| PROBLEM DESCRIPTION |
What follows is a set of entries. Repeat them exactly, but not their pictures.
++++ DATA ROWS ++++
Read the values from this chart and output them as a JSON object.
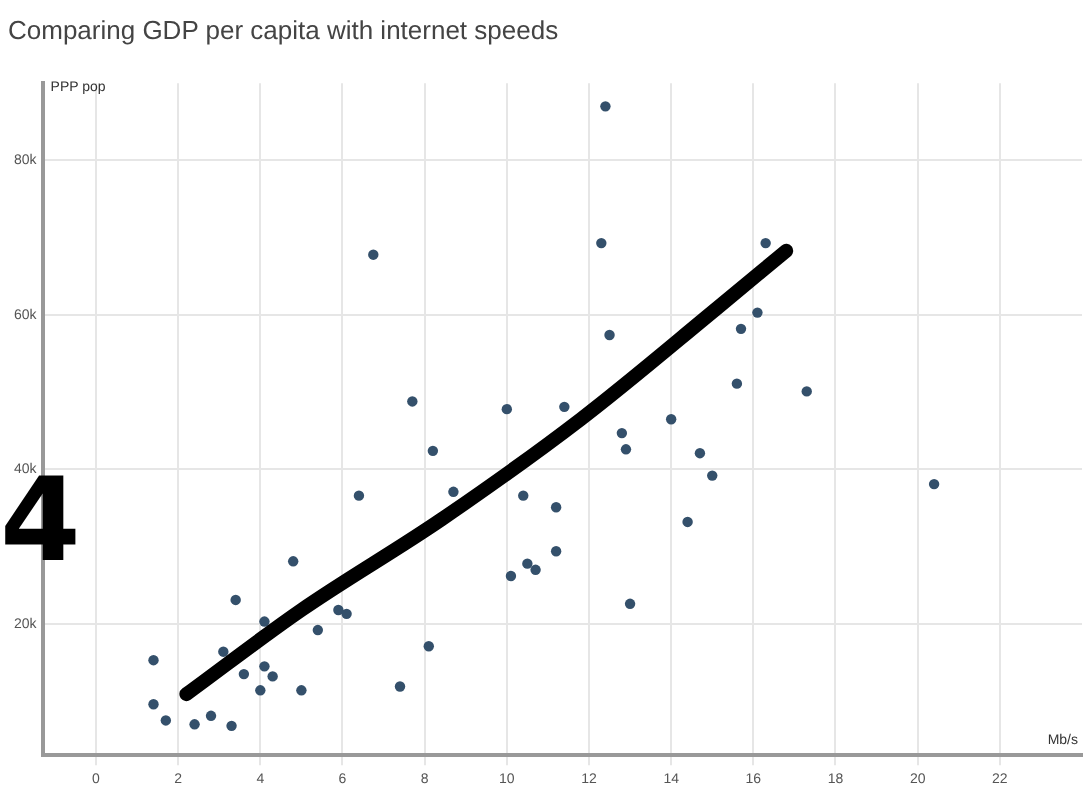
{
  "chart_data": {
    "type": "scatter",
    "title": "Comparing GDP per capita with internet speeds",
    "xlabel": "Mb/s",
    "ylabel": "PPP pop",
    "xlim": [
      -1.3,
      24
    ],
    "xticks": [
      0,
      2,
      4,
      6,
      8,
      10,
      12,
      14,
      16,
      18,
      20,
      22
    ],
    "ylim": [
      3000,
      90000
    ],
    "yticks": [
      {
        "value": 20000,
        "label": "20k"
      },
      {
        "value": 40000,
        "label": "40k"
      },
      {
        "value": 60000,
        "label": "60k"
      },
      {
        "value": 80000,
        "label": "80k"
      }
    ],
    "grid": true,
    "legend": false,
    "marker": "circle",
    "annotations": [
      "4"
    ],
    "series": [
      {
        "color": "#34506b",
        "x": [
          12.4,
          6.75,
          12.3,
          16.3,
          12.5,
          16.1,
          15.7,
          17.3,
          15.6,
          7.7,
          10.0,
          11.4,
          14.0,
          8.2,
          12.8,
          12.9,
          14.7,
          15.0,
          8.7,
          6.4,
          10.4,
          11.2,
          20.4,
          14.4,
          4.8,
          11.2,
          10.5,
          10.7,
          10.1,
          13.0,
          3.4,
          4.1,
          5.4,
          5.9,
          6.1,
          8.1,
          1.4,
          3.1,
          4.1,
          4.3,
          3.6,
          4.0,
          5.0,
          7.4,
          1.4,
          1.7,
          2.4,
          2.8,
          3.3
        ],
        "values": [
          87000,
          67800,
          69300,
          69300,
          57400,
          60300,
          58200,
          50100,
          51100,
          48800,
          47800,
          48100,
          46500,
          42400,
          44700,
          42600,
          42100,
          39200,
          37100,
          36600,
          36600,
          35100,
          38100,
          33200,
          28100,
          29400,
          27800,
          27000,
          26200,
          22600,
          23100,
          20300,
          19200,
          21800,
          21300,
          17100,
          15300,
          16400,
          14500,
          13200,
          13500,
          11400,
          11400,
          11900,
          9600,
          7500,
          7000,
          8100,
          6800
        ]
      },
      {
        "type": "line",
        "color": "#000000",
        "marker": "none",
        "line_style": "solid",
        "x": [
          2.2,
          5.0,
          8.4,
          11.8,
          15.1,
          16.8
        ],
        "values": [
          10900,
          21800,
          33500,
          46500,
          60800,
          68300
        ]
      }
    ]
  }
}
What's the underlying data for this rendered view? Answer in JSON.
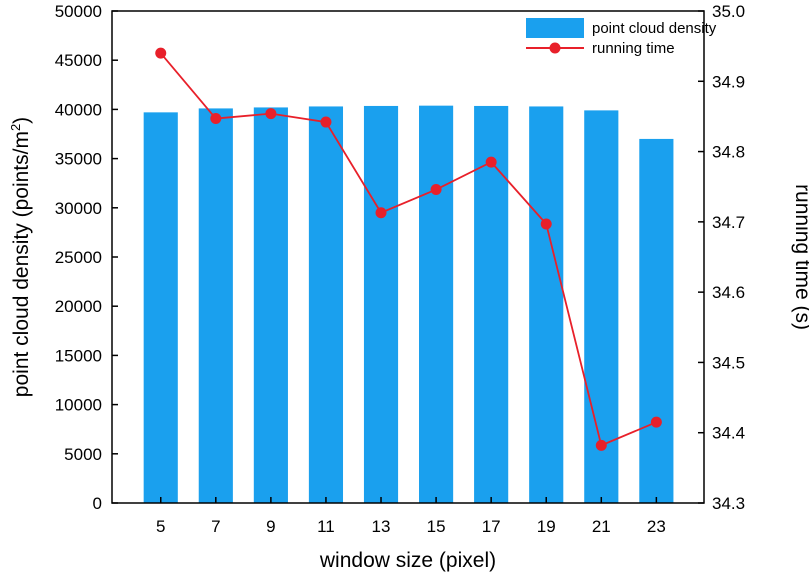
{
  "chart_data": {
    "type": "bar+line",
    "title": "",
    "xlabel": "window size (pixel)",
    "ylabel_left": "point cloud density (points/m",
    "ylabel_left_sup": "2",
    "ylabel_left_tail": ")",
    "ylabel_right": "running time (s)",
    "categories": [
      "5",
      "7",
      "9",
      "11",
      "13",
      "15",
      "17",
      "19",
      "21",
      "23"
    ],
    "y_left_lim": [
      0,
      50000
    ],
    "y_left_ticks": [
      "0",
      "5000",
      "10000",
      "15000",
      "20000",
      "25000",
      "30000",
      "35000",
      "40000",
      "45000",
      "50000"
    ],
    "y_right_lim": [
      34.3,
      35.0
    ],
    "y_right_ticks": [
      "34.3",
      "34.4",
      "34.5",
      "34.6",
      "34.7",
      "34.8",
      "34.9",
      "35.0"
    ],
    "grid": false,
    "legend_position": "top-right",
    "series": [
      {
        "name": "point cloud density",
        "kind": "bar",
        "axis": "left",
        "color": "#1aa0ee",
        "values": [
          39700,
          40100,
          40200,
          40300,
          40350,
          40380,
          40350,
          40300,
          39900,
          37000
        ]
      },
      {
        "name": "running time",
        "kind": "line",
        "axis": "right",
        "color": "#e8202a",
        "values": [
          34.94,
          34.847,
          34.854,
          34.842,
          34.713,
          34.746,
          34.785,
          34.697,
          34.382,
          34.415
        ]
      }
    ]
  }
}
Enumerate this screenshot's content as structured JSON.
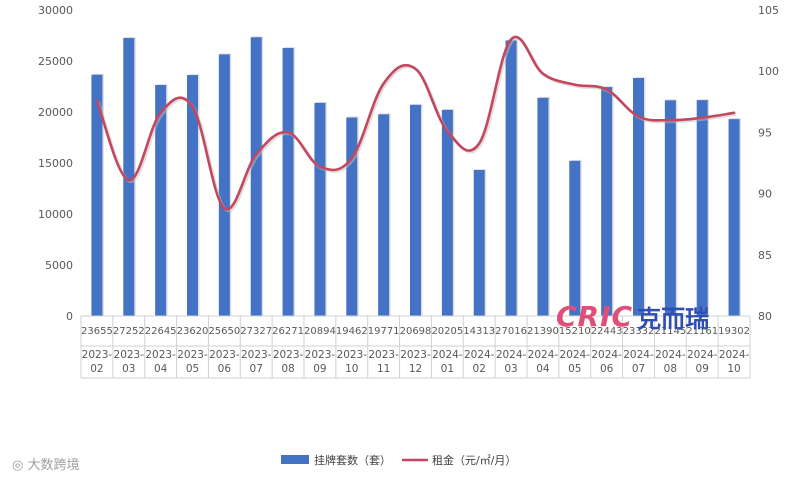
{
  "chart_data": {
    "type": "bar",
    "categories": [
      {
        "top": "2023-",
        "bottom": "02"
      },
      {
        "top": "2023-",
        "bottom": "03"
      },
      {
        "top": "2023-",
        "bottom": "04"
      },
      {
        "top": "2023-",
        "bottom": "05"
      },
      {
        "top": "2023-",
        "bottom": "06"
      },
      {
        "top": "2023-",
        "bottom": "07"
      },
      {
        "top": "2023-",
        "bottom": "08"
      },
      {
        "top": "2023-",
        "bottom": "09"
      },
      {
        "top": "2023-",
        "bottom": "10"
      },
      {
        "top": "2023-",
        "bottom": "11"
      },
      {
        "top": "2023-",
        "bottom": "12"
      },
      {
        "top": "2024-",
        "bottom": "01"
      },
      {
        "top": "2024-",
        "bottom": "02"
      },
      {
        "top": "2024-",
        "bottom": "03"
      },
      {
        "top": "2024-",
        "bottom": "04"
      },
      {
        "top": "2024-",
        "bottom": "05"
      },
      {
        "top": "2024-",
        "bottom": "06"
      },
      {
        "top": "2024-",
        "bottom": "07"
      },
      {
        "top": "2024-",
        "bottom": "08"
      },
      {
        "top": "2024-",
        "bottom": "09"
      },
      {
        "top": "2024-",
        "bottom": "10"
      }
    ],
    "series": [
      {
        "name": "挂牌套数（套）",
        "type": "bar",
        "axis": "left",
        "color": "#4472c4",
        "values": [
          23655,
          27252,
          22645,
          23620,
          25650,
          27327,
          26271,
          20894,
          19462,
          19771,
          20698,
          20205,
          14313,
          27016,
          21390,
          15210,
          22443,
          23332,
          21145,
          21161,
          19302
        ]
      },
      {
        "name": "租金（元/㎡/月）",
        "type": "line",
        "axis": "right",
        "color": "#c5475f",
        "values": [
          97.6,
          91.1,
          96.6,
          97.1,
          88.8,
          93.2,
          95.0,
          92.2,
          92.9,
          99.0,
          100.2,
          95.1,
          94.1,
          102.6,
          99.8,
          98.9,
          98.5,
          96.3,
          96.0,
          96.2,
          96.6
        ]
      }
    ],
    "yaxis_left": {
      "min": 0,
      "max": 30000,
      "ticks": [
        "0",
        "5000",
        "10000",
        "15000",
        "20000",
        "25000",
        "30000"
      ]
    },
    "yaxis_right": {
      "min": 80,
      "max": 105,
      "ticks": [
        "80",
        "85",
        "90",
        "95",
        "100",
        "105"
      ]
    },
    "legend_position": "bottom",
    "gridlines": false,
    "data_table": true
  },
  "watermarks": {
    "left": "大数跨境",
    "right_brand": "CRIC",
    "right_cn": "克而瑞"
  },
  "colors": {
    "bar": "#4472c4",
    "line": "#c5475f",
    "axis_text": "#595959",
    "table_border": "#d0d0d0"
  }
}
++++
| TASK RESPONSE |
Read the values from this chart and output them as a JSON object.
{
  "chart_data": {
    "type": "scatter",
    "title": "Comparing GDP per capita with internet speeds",
    "xlabel": "Mb/s",
    "ylabel": "PPP pop",
    "xlim": [
      -1.3,
      24
    ],
    "xticks": [
      0,
      2,
      4,
      6,
      8,
      10,
      12,
      14,
      16,
      18,
      20,
      22
    ],
    "ylim": [
      3000,
      90000
    ],
    "yticks": [
      {
        "value": 20000,
        "label": "20k"
      },
      {
        "value": 40000,
        "label": "40k"
      },
      {
        "value": 60000,
        "label": "60k"
      },
      {
        "value": 80000,
        "label": "80k"
      }
    ],
    "grid": true,
    "legend": false,
    "marker": "circle",
    "annotations": [
      "4"
    ],
    "series": [
      {
        "color": "#34506b",
        "x": [
          12.4,
          6.75,
          12.3,
          16.3,
          12.5,
          16.1,
          15.7,
          17.3,
          15.6,
          7.7,
          10.0,
          11.4,
          14.0,
          8.2,
          12.8,
          12.9,
          14.7,
          15.0,
          8.7,
          6.4,
          10.4,
          11.2,
          20.4,
          14.4,
          4.8,
          11.2,
          10.5,
          10.7,
          10.1,
          13.0,
          3.4,
          4.1,
          5.4,
          5.9,
          6.1,
          8.1,
          1.4,
          3.1,
          4.1,
          4.3,
          3.6,
          4.0,
          5.0,
          7.4,
          1.4,
          1.7,
          2.4,
          2.8,
          3.3
        ],
        "values": [
          87000,
          67800,
          69300,
          69300,
          57400,
          60300,
          58200,
          50100,
          51100,
          48800,
          47800,
          48100,
          46500,
          42400,
          44700,
          42600,
          42100,
          39200,
          37100,
          36600,
          36600,
          35100,
          38100,
          33200,
          28100,
          29400,
          27800,
          27000,
          26200,
          22600,
          23100,
          20300,
          19200,
          21800,
          21300,
          17100,
          15300,
          16400,
          14500,
          13200,
          13500,
          11400,
          11400,
          11900,
          9600,
          7500,
          7000,
          8100,
          6800
        ]
      },
      {
        "type": "line",
        "color": "#000000",
        "marker": "none",
        "line_style": "solid",
        "x": [
          2.2,
          5.0,
          8.4,
          11.8,
          15.1,
          16.8
        ],
        "values": [
          10900,
          21800,
          33500,
          46500,
          60800,
          68300
        ]
      }
    ]
  }
}
What's the underlying data for this rendered view? Answer in JSON.
{
  "chart_data": {
    "type": "bar+line",
    "title": "",
    "xlabel": "window size (pixel)",
    "ylabel_left": "point cloud density (points/m",
    "ylabel_left_sup": "2",
    "ylabel_left_tail": ")",
    "ylabel_right": "running time (s)",
    "categories": [
      "5",
      "7",
      "9",
      "11",
      "13",
      "15",
      "17",
      "19",
      "21",
      "23"
    ],
    "y_left_lim": [
      0,
      50000
    ],
    "y_left_ticks": [
      "0",
      "5000",
      "10000",
      "15000",
      "20000",
      "25000",
      "30000",
      "35000",
      "40000",
      "45000",
      "50000"
    ],
    "y_right_lim": [
      34.3,
      35.0
    ],
    "y_right_ticks": [
      "34.3",
      "34.4",
      "34.5",
      "34.6",
      "34.7",
      "34.8",
      "34.9",
      "35.0"
    ],
    "grid": false,
    "legend_position": "top-right",
    "series": [
      {
        "name": "point cloud density",
        "kind": "bar",
        "axis": "left",
        "color": "#1aa0ee",
        "values": [
          39700,
          40100,
          40200,
          40300,
          40350,
          40380,
          40350,
          40300,
          39900,
          37000
        ]
      },
      {
        "name": "running time",
        "kind": "line",
        "axis": "right",
        "color": "#e8202a",
        "values": [
          34.94,
          34.847,
          34.854,
          34.842,
          34.713,
          34.746,
          34.785,
          34.697,
          34.382,
          34.415
        ]
      }
    ]
  }
}
Enumerate this screenshot's content as structured JSON.
{
  "chart_data": {
    "type": "bar",
    "categories": [
      {
        "top": "2023-",
        "bottom": "02"
      },
      {
        "top": "2023-",
        "bottom": "03"
      },
      {
        "top": "2023-",
        "bottom": "04"
      },
      {
        "top": "2023-",
        "bottom": "05"
      },
      {
        "top": "2023-",
        "bottom": "06"
      },
      {
        "top": "2023-",
        "bottom": "07"
      },
      {
        "top": "2023-",
        "bottom": "08"
      },
      {
        "top": "2023-",
        "bottom": "09"
      },
      {
        "top": "2023-",
        "bottom": "10"
      },
      {
        "top": "2023-",
        "bottom": "11"
      },
      {
        "top": "2023-",
        "bottom": "12"
      },
      {
        "top": "2024-",
        "bottom": "01"
      },
      {
        "top": "2024-",
        "bottom": "02"
      },
      {
        "top": "2024-",
        "bottom": "03"
      },
      {
        "top": "2024-",
        "bottom": "04"
      },
      {
        "top": "2024-",
        "bottom": "05"
      },
      {
        "top": "2024-",
        "bottom": "06"
      },
      {
        "top": "2024-",
        "bottom": "07"
      },
      {
        "top": "2024-",
        "bottom": "08"
      },
      {
        "top": "2024-",
        "bottom": "09"
      },
      {
        "top": "2024-",
        "bottom": "10"
      }
    ],
    "series": [
      {
        "name": "挂牌套数（套）",
        "type": "bar",
        "axis": "left",
        "color": "#4472c4",
        "values": [
          23655,
          27252,
          22645,
          23620,
          25650,
          27327,
          26271,
          20894,
          19462,
          19771,
          20698,
          20205,
          14313,
          27016,
          21390,
          15210,
          22443,
          23332,
          21145,
          21161,
          19302
        ]
      },
      {
        "name": "租金（元/㎡/月）",
        "type": "line",
        "axis": "right",
        "color": "#c5475f",
        "values": [
          97.6,
          91.1,
          96.6,
          97.1,
          88.8,
          93.2,
          95.0,
          92.2,
          92.9,
          99.0,
          100.2,
          95.1,
          94.1,
          102.6,
          99.8,
          98.9,
          98.5,
          96.3,
          96.0,
          96.2,
          96.6
        ]
      }
    ],
    "yaxis_left": {
      "min": 0,
      "max": 30000,
      "ticks": [
        "0",
        "5000",
        "10000",
        "15000",
        "20000",
        "25000",
        "30000"
      ]
    },
    "yaxis_right": {
      "min": 80,
      "max": 105,
      "ticks": [
        "80",
        "85",
        "90",
        "95",
        "100",
        "105"
      ]
    },
    "legend_position": "bottom",
    "gridlines": false,
    "data_table": true
  },
  "watermarks": {
    "left": "大数跨境",
    "right_brand": "CRIC",
    "right_cn": "克而瑞"
  },
  "colors": {
    "bar": "#4472c4",
    "line": "#c5475f",
    "axis_text": "#595959",
    "table_border": "#d0d0d0"
  }
}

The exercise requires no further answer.